WORK REQUIRED
Give all of the lines again exactly as they read.
↓
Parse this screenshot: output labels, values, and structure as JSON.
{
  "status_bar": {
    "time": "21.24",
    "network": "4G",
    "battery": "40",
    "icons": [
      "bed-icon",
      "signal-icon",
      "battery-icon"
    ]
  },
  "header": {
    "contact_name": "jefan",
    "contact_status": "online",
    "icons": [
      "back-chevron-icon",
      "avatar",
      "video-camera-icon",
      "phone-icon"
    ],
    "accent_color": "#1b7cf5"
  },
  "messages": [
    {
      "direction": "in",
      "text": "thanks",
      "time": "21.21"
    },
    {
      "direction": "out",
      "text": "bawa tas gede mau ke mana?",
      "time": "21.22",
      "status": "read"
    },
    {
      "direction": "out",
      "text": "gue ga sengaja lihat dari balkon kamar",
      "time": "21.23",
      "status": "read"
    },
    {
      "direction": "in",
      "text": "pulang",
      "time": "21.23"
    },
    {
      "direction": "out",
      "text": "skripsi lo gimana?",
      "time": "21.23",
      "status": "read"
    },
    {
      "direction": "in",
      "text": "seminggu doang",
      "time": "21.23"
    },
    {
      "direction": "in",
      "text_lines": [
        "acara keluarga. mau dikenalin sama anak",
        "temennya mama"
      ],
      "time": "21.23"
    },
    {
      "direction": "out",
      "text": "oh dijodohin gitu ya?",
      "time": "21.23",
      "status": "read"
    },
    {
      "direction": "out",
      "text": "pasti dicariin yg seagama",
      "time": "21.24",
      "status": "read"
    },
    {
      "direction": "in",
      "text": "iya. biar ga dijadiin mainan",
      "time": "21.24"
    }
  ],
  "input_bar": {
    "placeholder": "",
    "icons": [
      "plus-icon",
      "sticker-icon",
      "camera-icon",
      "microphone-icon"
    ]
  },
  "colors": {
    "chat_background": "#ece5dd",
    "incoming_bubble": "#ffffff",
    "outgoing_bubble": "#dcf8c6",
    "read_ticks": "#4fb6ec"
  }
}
↑
TASK ANSWER
Parse this screenshot: output labels, values, and structure as JSON.
{
  "status_bar": {
    "time": "21.24",
    "network": "4G",
    "battery": "40",
    "icons": [
      "bed-icon",
      "signal-icon",
      "battery-icon"
    ]
  },
  "header": {
    "contact_name": "jefan",
    "contact_status": "online",
    "icons": [
      "back-chevron-icon",
      "avatar",
      "video-camera-icon",
      "phone-icon"
    ],
    "accent_color": "#1b7cf5"
  },
  "messages": [
    {
      "direction": "in",
      "text": "thanks",
      "time": "21.21"
    },
    {
      "direction": "out",
      "text": "bawa tas gede mau ke mana?",
      "time": "21.22",
      "status": "read"
    },
    {
      "direction": "out",
      "text": "gue ga sengaja lihat dari balkon kamar",
      "time": "21.23",
      "status": "read"
    },
    {
      "direction": "in",
      "text": "pulang",
      "time": "21.23"
    },
    {
      "direction": "out",
      "text": "skripsi lo gimana?",
      "time": "21.23",
      "status": "read"
    },
    {
      "direction": "in",
      "text": "seminggu doang",
      "time": "21.23"
    },
    {
      "direction": "in",
      "text_lines": [
        "acara keluarga. mau dikenalin sama anak",
        "temennya mama"
      ],
      "time": "21.23"
    },
    {
      "direction": "out",
      "text": "oh dijodohin gitu ya?",
      "time": "21.23",
      "status": "read"
    },
    {
      "direction": "out",
      "text": "pasti dicariin yg seagama",
      "time": "21.24",
      "status": "read"
    },
    {
      "direction": "in",
      "text": "iya. biar ga dijadiin mainan",
      "time": "21.24"
    }
  ],
  "input_bar": {
    "placeholder": "",
    "icons": [
      "plus-icon",
      "sticker-icon",
      "camera-icon",
      "microphone-icon"
    ]
  },
  "colors": {
    "chat_background": "#ece5dd",
    "incoming_bubble": "#ffffff",
    "outgoing_bubble": "#dcf8c6",
    "read_ticks": "#4fb6ec"
  }
}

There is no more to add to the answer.